◆ **Given request**: The entries below should be transcribed in their entirety, exactly as written.

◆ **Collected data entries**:
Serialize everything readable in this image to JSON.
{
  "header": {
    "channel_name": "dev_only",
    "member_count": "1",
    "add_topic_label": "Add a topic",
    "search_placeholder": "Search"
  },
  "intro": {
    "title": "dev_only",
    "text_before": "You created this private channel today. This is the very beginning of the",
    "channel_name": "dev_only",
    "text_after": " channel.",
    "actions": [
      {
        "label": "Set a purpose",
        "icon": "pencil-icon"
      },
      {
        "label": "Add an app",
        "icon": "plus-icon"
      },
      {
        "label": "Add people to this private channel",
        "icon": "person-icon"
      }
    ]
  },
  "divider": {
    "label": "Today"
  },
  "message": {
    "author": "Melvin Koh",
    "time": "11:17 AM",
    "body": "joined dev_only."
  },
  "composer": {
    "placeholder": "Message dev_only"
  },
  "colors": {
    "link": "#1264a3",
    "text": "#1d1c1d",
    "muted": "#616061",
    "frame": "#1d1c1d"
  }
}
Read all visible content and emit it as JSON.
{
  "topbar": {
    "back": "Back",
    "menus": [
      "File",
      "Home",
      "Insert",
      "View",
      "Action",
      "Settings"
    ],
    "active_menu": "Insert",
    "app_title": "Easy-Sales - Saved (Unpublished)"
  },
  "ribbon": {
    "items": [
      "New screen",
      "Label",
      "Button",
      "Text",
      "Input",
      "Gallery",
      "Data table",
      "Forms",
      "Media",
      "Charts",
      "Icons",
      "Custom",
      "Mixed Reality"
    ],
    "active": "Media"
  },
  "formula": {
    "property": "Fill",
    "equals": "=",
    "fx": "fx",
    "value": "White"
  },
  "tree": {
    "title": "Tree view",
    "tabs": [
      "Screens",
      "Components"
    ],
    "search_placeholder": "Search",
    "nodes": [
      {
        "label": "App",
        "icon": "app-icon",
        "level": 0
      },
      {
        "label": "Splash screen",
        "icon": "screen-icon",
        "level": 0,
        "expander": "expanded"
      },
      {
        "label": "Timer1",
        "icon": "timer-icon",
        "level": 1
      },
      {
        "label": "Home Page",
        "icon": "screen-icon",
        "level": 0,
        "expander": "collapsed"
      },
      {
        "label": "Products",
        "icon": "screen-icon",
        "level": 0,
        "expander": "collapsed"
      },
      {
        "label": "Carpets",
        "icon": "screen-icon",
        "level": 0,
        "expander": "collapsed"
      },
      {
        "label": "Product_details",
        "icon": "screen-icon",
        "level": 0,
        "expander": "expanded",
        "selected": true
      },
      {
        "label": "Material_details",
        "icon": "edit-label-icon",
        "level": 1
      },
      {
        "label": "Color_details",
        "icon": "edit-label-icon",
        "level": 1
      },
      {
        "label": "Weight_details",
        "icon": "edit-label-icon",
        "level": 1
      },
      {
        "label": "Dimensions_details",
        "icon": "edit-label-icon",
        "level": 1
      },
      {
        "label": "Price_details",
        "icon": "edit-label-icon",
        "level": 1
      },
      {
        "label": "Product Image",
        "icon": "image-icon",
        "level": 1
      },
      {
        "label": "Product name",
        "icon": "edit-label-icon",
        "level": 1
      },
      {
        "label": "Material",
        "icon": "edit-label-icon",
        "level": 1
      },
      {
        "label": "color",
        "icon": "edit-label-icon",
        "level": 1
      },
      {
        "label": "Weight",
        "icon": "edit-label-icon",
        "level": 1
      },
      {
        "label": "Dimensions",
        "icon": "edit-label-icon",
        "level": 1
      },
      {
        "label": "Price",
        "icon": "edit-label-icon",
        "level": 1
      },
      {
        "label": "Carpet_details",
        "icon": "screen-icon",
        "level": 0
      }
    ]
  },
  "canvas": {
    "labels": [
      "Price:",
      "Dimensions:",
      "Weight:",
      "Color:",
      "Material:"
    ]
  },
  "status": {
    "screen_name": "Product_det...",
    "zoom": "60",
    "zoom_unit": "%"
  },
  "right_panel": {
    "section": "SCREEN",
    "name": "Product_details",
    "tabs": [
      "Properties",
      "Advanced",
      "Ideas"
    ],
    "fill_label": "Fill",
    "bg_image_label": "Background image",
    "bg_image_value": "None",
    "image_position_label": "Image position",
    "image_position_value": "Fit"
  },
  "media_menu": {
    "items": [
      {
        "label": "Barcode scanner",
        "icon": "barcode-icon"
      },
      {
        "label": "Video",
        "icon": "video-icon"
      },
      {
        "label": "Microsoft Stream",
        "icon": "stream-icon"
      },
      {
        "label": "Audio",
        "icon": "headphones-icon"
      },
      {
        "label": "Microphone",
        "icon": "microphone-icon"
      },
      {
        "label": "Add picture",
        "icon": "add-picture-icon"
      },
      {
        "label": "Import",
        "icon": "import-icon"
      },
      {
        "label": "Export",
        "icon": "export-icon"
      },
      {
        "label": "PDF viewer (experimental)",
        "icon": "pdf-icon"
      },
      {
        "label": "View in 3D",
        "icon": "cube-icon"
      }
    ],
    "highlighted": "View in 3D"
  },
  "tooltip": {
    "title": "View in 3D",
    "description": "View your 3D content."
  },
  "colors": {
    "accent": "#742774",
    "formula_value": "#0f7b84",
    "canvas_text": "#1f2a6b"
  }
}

◆ **Result below**:
Serialize everything readable in this image to JSON.
{
  "header": {
    "channel_name": "dev_only",
    "member_count": "1",
    "add_topic_label": "Add a topic",
    "search_placeholder": "Search"
  },
  "intro": {
    "title": "dev_only",
    "text_before": "You created this private channel today. This is the very beginning of the",
    "channel_name": "dev_only",
    "text_after": " channel.",
    "actions": [
      {
        "label": "Set a purpose",
        "icon": "pencil-icon"
      },
      {
        "label": "Add an app",
        "icon": "plus-icon"
      },
      {
        "label": "Add people to this private channel",
        "icon": "person-icon"
      }
    ]
  },
  "divider": {
    "label": "Today"
  },
  "message": {
    "author": "Melvin Koh",
    "time": "11:17 AM",
    "body": "joined dev_only."
  },
  "composer": {
    "placeholder": "Message dev_only"
  },
  "colors": {
    "link": "#1264a3",
    "text": "#1d1c1d",
    "muted": "#616061",
    "frame": "#1d1c1d"
  }
}
Read all visible content and emit it as JSON.
{
  "topbar": {
    "back": "Back",
    "menus": [
      "File",
      "Home",
      "Insert",
      "View",
      "Action",
      "Settings"
    ],
    "active_menu": "Insert",
    "app_title": "Easy-Sales - Saved (Unpublished)"
  },
  "ribbon": {
    "items": [
      "New screen",
      "Label",
      "Button",
      "Text",
      "Input",
      "Gallery",
      "Data table",
      "Forms",
      "Media",
      "Charts",
      "Icons",
      "Custom",
      "Mixed Reality"
    ],
    "active": "Media"
  },
  "formula": {
    "property": "Fill",
    "equals": "=",
    "fx": "fx",
    "value": "White"
  },
  "tree": {
    "title": "Tree view",
    "tabs": [
      "Screens",
      "Components"
    ],
    "search_placeholder": "Search",
    "nodes": [
      {
        "label": "App",
        "icon": "app-icon",
        "level": 0
      },
      {
        "label": "Splash screen",
        "icon": "screen-icon",
        "level": 0,
        "expander": "expanded"
      },
      {
        "label": "Timer1",
        "icon": "timer-icon",
        "level": 1
      },
      {
        "label": "Home Page",
        "icon": "screen-icon",
        "level": 0,
        "expander": "collapsed"
      },
      {
        "label": "Products",
        "icon": "screen-icon",
        "level": 0,
        "expander": "collapsed"
      },
      {
        "label": "Carpets",
        "icon": "screen-icon",
        "level": 0,
        "expander": "collapsed"
      },
      {
        "label": "Product_details",
        "icon": "screen-icon",
        "level": 0,
        "expander": "expanded",
        "selected": true
      },
      {
        "label": "Material_details",
        "icon": "edit-label-icon",
        "level": 1
      },
      {
        "label": "Color_details",
        "icon": "edit-label-icon",
        "level": 1
      },
      {
        "label": "Weight_details",
        "icon": "edit-label-icon",
        "level": 1
      },
      {
        "label": "Dimensions_details",
        "icon": "edit-label-icon",
        "level": 1
      },
      {
        "label": "Price_details",
        "icon": "edit-label-icon",
        "level": 1
      },
      {
        "label": "Product Image",
        "icon": "image-icon",
        "level": 1
      },
      {
        "label": "Product name",
        "icon": "edit-label-icon",
        "level": 1
      },
      {
        "label": "Material",
        "icon": "edit-label-icon",
        "level": 1
      },
      {
        "label": "color",
        "icon": "edit-label-icon",
        "level": 1
      },
      {
        "label": "Weight",
        "icon": "edit-label-icon",
        "level": 1
      },
      {
        "label": "Dimensions",
        "icon": "edit-label-icon",
        "level": 1
      },
      {
        "label": "Price",
        "icon": "edit-label-icon",
        "level": 1
      },
      {
        "label": "Carpet_details",
        "icon": "screen-icon",
        "level": 0
      }
    ]
  },
  "canvas": {
    "labels": [
      "Price:",
      "Dimensions:",
      "Weight:",
      "Color:",
      "Material:"
    ]
  },
  "status": {
    "screen_name": "Product_det...",
    "zoom": "60",
    "zoom_unit": "%"
  },
  "right_panel": {
    "section": "SCREEN",
    "name": "Product_details",
    "tabs": [
      "Properties",
      "Advanced",
      "Ideas"
    ],
    "fill_label": "Fill",
    "bg_image_label": "Background image",
    "bg_image_value": "None",
    "image_position_label": "Image position",
    "image_position_value": "Fit"
  },
  "media_menu": {
    "items": [
      {
        "label": "Barcode scanner",
        "icon": "barcode-icon"
      },
      {
        "label": "Video",
        "icon": "video-icon"
      },
      {
        "label": "Microsoft Stream",
        "icon": "stream-icon"
      },
      {
        "label": "Audio",
        "icon": "headphones-icon"
      },
      {
        "label": "Microphone",
        "icon": "microphone-icon"
      },
      {
        "label": "Add picture",
        "icon": "add-picture-icon"
      },
      {
        "label": "Import",
        "icon": "import-icon"
      },
      {
        "label": "Export",
        "icon": "export-icon"
      },
      {
        "label": "PDF viewer (experimental)",
        "icon": "pdf-icon"
      },
      {
        "label": "View in 3D",
        "icon": "cube-icon"
      }
    ],
    "highlighted": "View in 3D"
  },
  "tooltip": {
    "title": "View in 3D",
    "description": "View your 3D content."
  },
  "colors": {
    "accent": "#742774",
    "formula_value": "#0f7b84",
    "canvas_text": "#1f2a6b"
  }
}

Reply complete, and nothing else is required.